─── STORED DATA ───
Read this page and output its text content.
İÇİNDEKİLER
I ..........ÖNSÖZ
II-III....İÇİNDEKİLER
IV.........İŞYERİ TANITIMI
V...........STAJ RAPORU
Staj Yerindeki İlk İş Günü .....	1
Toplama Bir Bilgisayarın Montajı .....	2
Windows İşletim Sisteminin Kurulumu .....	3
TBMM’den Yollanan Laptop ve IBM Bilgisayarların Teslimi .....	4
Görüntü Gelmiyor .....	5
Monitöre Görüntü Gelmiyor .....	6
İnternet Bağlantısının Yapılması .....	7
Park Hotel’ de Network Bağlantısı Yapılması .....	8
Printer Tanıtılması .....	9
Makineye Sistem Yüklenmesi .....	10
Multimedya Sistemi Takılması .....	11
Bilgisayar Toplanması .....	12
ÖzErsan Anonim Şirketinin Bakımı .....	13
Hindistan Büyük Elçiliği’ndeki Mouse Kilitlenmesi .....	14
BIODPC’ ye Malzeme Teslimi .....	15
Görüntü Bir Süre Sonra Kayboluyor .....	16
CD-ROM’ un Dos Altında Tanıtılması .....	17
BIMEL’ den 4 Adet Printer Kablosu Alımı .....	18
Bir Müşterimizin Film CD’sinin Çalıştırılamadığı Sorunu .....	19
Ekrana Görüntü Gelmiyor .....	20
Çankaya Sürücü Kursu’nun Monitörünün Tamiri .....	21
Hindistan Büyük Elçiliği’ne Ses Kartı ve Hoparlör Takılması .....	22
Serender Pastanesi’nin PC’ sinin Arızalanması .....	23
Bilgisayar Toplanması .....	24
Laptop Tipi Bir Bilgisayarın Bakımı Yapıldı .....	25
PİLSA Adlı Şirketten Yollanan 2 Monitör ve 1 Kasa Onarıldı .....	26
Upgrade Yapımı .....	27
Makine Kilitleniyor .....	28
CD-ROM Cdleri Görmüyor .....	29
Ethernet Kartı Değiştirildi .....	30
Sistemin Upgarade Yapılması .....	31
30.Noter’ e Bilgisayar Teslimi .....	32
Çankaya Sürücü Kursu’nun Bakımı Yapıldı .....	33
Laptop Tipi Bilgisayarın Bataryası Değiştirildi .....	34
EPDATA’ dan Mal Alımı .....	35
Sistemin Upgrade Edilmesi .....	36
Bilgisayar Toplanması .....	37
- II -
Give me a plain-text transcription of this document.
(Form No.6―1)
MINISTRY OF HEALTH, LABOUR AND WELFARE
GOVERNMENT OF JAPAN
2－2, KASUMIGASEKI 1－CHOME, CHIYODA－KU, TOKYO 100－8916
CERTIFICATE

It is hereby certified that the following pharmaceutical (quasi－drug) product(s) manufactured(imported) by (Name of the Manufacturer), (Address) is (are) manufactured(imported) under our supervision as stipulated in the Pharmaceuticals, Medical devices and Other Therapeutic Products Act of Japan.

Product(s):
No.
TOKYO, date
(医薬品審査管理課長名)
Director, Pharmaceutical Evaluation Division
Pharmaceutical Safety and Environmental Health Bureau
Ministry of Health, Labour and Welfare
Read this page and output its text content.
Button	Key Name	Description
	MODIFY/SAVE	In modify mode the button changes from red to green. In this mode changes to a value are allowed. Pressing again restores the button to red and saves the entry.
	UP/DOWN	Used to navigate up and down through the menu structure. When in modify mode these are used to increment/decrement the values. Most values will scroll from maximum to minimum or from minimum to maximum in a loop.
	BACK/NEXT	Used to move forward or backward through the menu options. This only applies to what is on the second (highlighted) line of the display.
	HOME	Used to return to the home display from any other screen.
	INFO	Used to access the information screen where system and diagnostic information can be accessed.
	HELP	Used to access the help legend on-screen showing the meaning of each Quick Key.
───
## REQUIREMENTS
Using the records above, say how many lines include the string "Takılması". Only the number is wanted.

## CORRECT RESULT
2